Entries:
........

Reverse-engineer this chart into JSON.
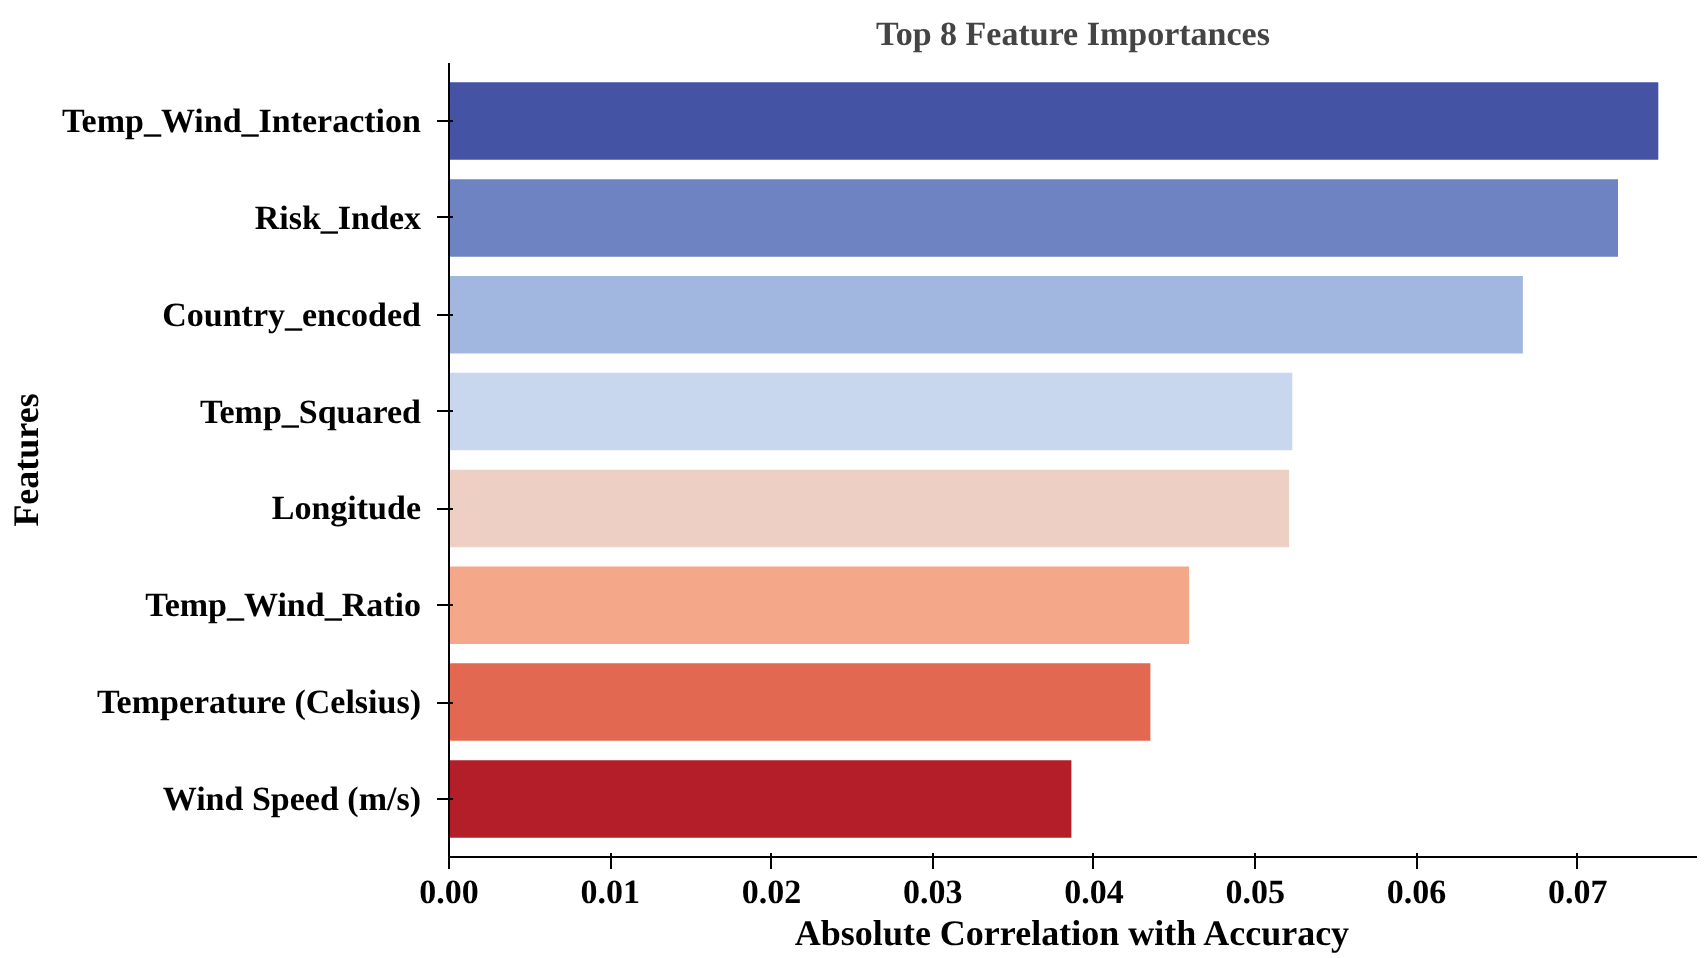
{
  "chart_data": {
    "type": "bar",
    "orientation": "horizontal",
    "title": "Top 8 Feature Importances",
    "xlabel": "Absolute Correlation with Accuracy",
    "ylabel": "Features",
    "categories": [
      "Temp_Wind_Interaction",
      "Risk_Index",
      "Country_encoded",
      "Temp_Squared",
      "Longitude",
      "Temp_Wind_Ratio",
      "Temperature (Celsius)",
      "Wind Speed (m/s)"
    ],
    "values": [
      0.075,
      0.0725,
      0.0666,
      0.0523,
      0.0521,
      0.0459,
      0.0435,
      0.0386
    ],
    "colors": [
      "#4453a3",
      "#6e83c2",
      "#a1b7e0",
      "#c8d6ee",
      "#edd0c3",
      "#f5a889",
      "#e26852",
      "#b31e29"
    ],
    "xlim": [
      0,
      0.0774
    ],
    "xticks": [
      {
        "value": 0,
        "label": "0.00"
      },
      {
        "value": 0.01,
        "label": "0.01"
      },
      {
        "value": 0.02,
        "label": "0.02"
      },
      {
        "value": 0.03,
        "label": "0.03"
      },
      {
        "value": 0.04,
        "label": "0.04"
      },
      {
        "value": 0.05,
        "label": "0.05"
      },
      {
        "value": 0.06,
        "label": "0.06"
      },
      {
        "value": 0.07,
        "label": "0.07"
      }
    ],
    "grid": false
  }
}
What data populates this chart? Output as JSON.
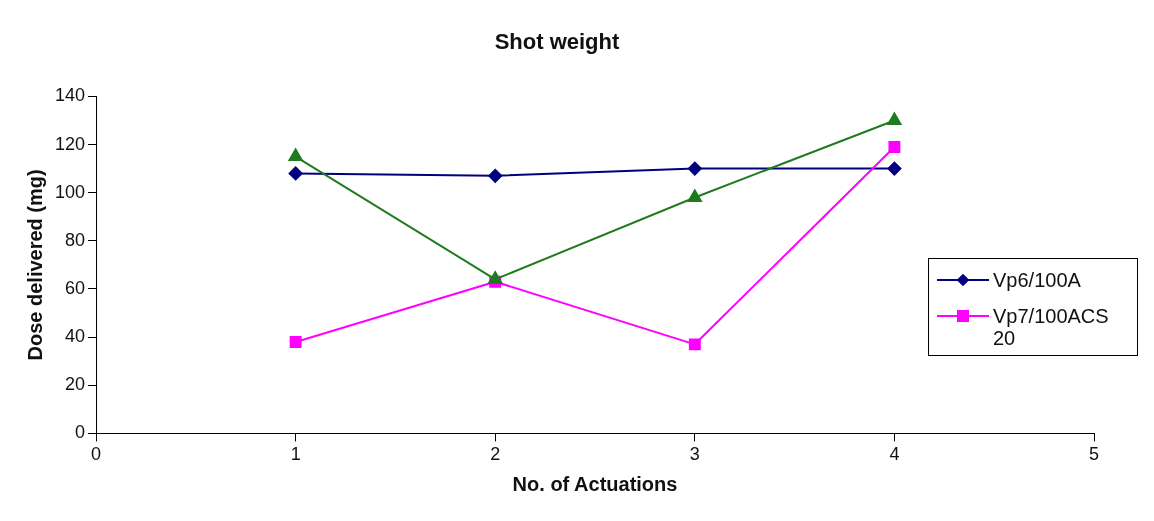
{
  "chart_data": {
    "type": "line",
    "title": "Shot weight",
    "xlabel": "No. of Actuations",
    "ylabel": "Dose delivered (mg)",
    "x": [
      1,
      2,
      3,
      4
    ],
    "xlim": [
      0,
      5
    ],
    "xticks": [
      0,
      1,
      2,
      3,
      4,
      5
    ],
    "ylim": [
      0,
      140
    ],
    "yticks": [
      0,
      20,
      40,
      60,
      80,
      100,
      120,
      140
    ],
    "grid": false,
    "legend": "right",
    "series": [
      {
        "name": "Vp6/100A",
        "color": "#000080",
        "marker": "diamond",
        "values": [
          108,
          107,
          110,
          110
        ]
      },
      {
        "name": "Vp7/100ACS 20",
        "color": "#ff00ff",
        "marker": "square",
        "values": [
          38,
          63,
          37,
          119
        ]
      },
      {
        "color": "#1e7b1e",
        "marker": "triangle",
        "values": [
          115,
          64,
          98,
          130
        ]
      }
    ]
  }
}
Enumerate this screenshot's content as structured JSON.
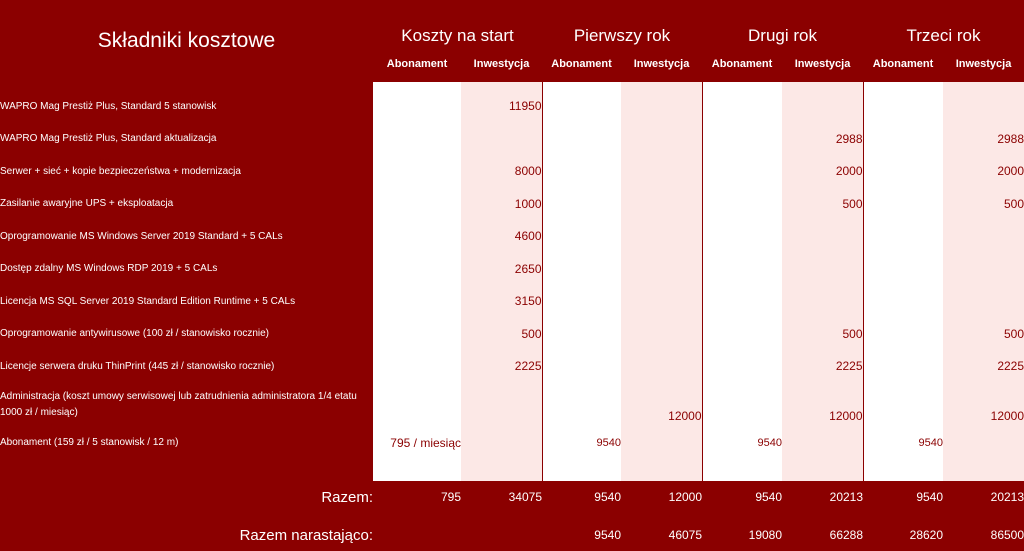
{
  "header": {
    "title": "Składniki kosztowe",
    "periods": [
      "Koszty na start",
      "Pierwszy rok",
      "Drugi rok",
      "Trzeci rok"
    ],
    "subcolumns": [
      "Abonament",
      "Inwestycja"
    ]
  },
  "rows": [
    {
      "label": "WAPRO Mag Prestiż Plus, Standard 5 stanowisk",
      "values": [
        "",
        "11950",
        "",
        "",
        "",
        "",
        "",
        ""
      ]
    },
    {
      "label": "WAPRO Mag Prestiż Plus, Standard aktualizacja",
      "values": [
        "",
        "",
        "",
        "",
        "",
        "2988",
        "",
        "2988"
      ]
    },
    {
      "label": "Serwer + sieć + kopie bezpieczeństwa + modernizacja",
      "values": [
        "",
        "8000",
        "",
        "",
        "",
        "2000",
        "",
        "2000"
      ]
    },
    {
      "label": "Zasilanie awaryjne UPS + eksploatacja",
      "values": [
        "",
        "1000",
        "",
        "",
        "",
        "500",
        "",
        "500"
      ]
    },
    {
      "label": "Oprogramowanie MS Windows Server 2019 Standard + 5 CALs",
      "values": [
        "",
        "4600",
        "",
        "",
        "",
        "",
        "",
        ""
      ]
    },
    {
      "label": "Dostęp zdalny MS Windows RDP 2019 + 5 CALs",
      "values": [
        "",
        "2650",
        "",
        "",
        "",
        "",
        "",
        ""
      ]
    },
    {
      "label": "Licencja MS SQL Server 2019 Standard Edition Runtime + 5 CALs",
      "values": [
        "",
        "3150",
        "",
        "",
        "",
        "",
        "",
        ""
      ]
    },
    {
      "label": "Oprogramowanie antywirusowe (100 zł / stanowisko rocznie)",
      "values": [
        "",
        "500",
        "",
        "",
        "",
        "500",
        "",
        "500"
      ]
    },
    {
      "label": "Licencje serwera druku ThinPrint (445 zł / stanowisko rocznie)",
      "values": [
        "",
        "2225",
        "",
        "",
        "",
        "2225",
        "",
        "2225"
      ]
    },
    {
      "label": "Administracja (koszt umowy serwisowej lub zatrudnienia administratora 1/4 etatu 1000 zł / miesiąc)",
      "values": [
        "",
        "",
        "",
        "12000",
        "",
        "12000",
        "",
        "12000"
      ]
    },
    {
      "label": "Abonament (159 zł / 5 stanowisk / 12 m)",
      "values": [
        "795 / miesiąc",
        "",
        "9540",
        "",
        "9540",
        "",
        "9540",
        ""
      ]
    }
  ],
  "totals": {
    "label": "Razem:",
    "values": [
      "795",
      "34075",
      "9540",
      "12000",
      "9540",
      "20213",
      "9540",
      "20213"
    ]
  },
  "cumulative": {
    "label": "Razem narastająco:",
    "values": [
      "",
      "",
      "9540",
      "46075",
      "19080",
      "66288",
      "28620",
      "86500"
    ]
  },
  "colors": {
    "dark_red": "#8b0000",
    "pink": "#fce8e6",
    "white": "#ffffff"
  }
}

........

Copy each line exactly, and leave the pictures out of your copy.

Result of this task:
Reverse-engineer this chart into JSON.
{
  "chart_data": {
    "type": "bar",
    "orientation": "horizontal",
    "title": "Top 8 Feature Importances",
    "xlabel": "Absolute Correlation with Accuracy",
    "ylabel": "Features",
    "categories": [
      "Temp_Wind_Interaction",
      "Risk_Index",
      "Country_encoded",
      "Temp_Squared",
      "Longitude",
      "Temp_Wind_Ratio",
      "Temperature (Celsius)",
      "Wind Speed (m/s)"
    ],
    "values": [
      0.075,
      0.0725,
      0.0666,
      0.0523,
      0.0521,
      0.0459,
      0.0435,
      0.0386
    ],
    "colors": [
      "#4453a3",
      "#6e83c2",
      "#a1b7e0",
      "#c8d6ee",
      "#edd0c3",
      "#f5a889",
      "#e26852",
      "#b31e29"
    ],
    "xlim": [
      0,
      0.0774
    ],
    "xticks": [
      {
        "value": 0,
        "label": "0.00"
      },
      {
        "value": 0.01,
        "label": "0.01"
      },
      {
        "value": 0.02,
        "label": "0.02"
      },
      {
        "value": 0.03,
        "label": "0.03"
      },
      {
        "value": 0.04,
        "label": "0.04"
      },
      {
        "value": 0.05,
        "label": "0.05"
      },
      {
        "value": 0.06,
        "label": "0.06"
      },
      {
        "value": 0.07,
        "label": "0.07"
      }
    ],
    "grid": false
  }
}
What data populates this chart? Output as JSON.
{
  "chart_data": {
    "type": "line",
    "title": "Shot weight",
    "xlabel": "No. of Actuations",
    "ylabel": "Dose delivered (mg)",
    "x": [
      1,
      2,
      3,
      4
    ],
    "xlim": [
      0,
      5
    ],
    "xticks": [
      0,
      1,
      2,
      3,
      4,
      5
    ],
    "ylim": [
      0,
      140
    ],
    "yticks": [
      0,
      20,
      40,
      60,
      80,
      100,
      120,
      140
    ],
    "grid": false,
    "legend": "right",
    "series": [
      {
        "name": "Vp6/100A",
        "color": "#000080",
        "marker": "diamond",
        "values": [
          108,
          107,
          110,
          110
        ]
      },
      {
        "name": "Vp7/100ACS 20",
        "color": "#ff00ff",
        "marker": "square",
        "values": [
          38,
          63,
          37,
          119
        ]
      },
      {
        "color": "#1e7b1e",
        "marker": "triangle",
        "values": [
          115,
          64,
          98,
          130
        ]
      }
    ]
  }
}
Enumerate this screenshot's content as structured JSON.
{
  "header": {
    "title": "Składniki kosztowe",
    "periods": [
      "Koszty na start",
      "Pierwszy rok",
      "Drugi rok",
      "Trzeci rok"
    ],
    "subcolumns": [
      "Abonament",
      "Inwestycja"
    ]
  },
  "rows": [
    {
      "label": "WAPRO Mag Prestiż Plus, Standard 5 stanowisk",
      "values": [
        "",
        "11950",
        "",
        "",
        "",
        "",
        "",
        ""
      ]
    },
    {
      "label": "WAPRO Mag Prestiż Plus, Standard aktualizacja",
      "values": [
        "",
        "",
        "",
        "",
        "",
        "2988",
        "",
        "2988"
      ]
    },
    {
      "label": "Serwer + sieć + kopie bezpieczeństwa + modernizacja",
      "values": [
        "",
        "8000",
        "",
        "",
        "",
        "2000",
        "",
        "2000"
      ]
    },
    {
      "label": "Zasilanie awaryjne UPS + eksploatacja",
      "values": [
        "",
        "1000",
        "",
        "",
        "",
        "500",
        "",
        "500"
      ]
    },
    {
      "label": "Oprogramowanie MS Windows Server 2019 Standard + 5 CALs",
      "values": [
        "",
        "4600",
        "",
        "",
        "",
        "",
        "",
        ""
      ]
    },
    {
      "label": "Dostęp zdalny MS Windows RDP 2019 + 5 CALs",
      "values": [
        "",
        "2650",
        "",
        "",
        "",
        "",
        "",
        ""
      ]
    },
    {
      "label": "Licencja MS SQL Server 2019 Standard Edition Runtime + 5 CALs",
      "values": [
        "",
        "3150",
        "",
        "",
        "",
        "",
        "",
        ""
      ]
    },
    {
      "label": "Oprogramowanie antywirusowe (100 zł / stanowisko rocznie)",
      "values": [
        "",
        "500",
        "",
        "",
        "",
        "500",
        "",
        "500"
      ]
    },
    {
      "label": "Licencje serwera druku ThinPrint (445 zł / stanowisko rocznie)",
      "values": [
        "",
        "2225",
        "",
        "",
        "",
        "2225",
        "",
        "2225"
      ]
    },
    {
      "label": "Administracja (koszt umowy serwisowej lub zatrudnienia administratora 1/4 etatu 1000 zł / miesiąc)",
      "values": [
        "",
        "",
        "",
        "12000",
        "",
        "12000",
        "",
        "12000"
      ]
    },
    {
      "label": "Abonament (159 zł / 5 stanowisk / 12 m)",
      "values": [
        "795 / miesiąc",
        "",
        "9540",
        "",
        "9540",
        "",
        "9540",
        ""
      ]
    }
  ],
  "totals": {
    "label": "Razem:",
    "values": [
      "795",
      "34075",
      "9540",
      "12000",
      "9540",
      "20213",
      "9540",
      "20213"
    ]
  },
  "cumulative": {
    "label": "Razem narastająco:",
    "values": [
      "",
      "",
      "9540",
      "46075",
      "19080",
      "66288",
      "28620",
      "86500"
    ]
  },
  "colors": {
    "dark_red": "#8b0000",
    "pink": "#fce8e6",
    "white": "#ffffff"
  }
}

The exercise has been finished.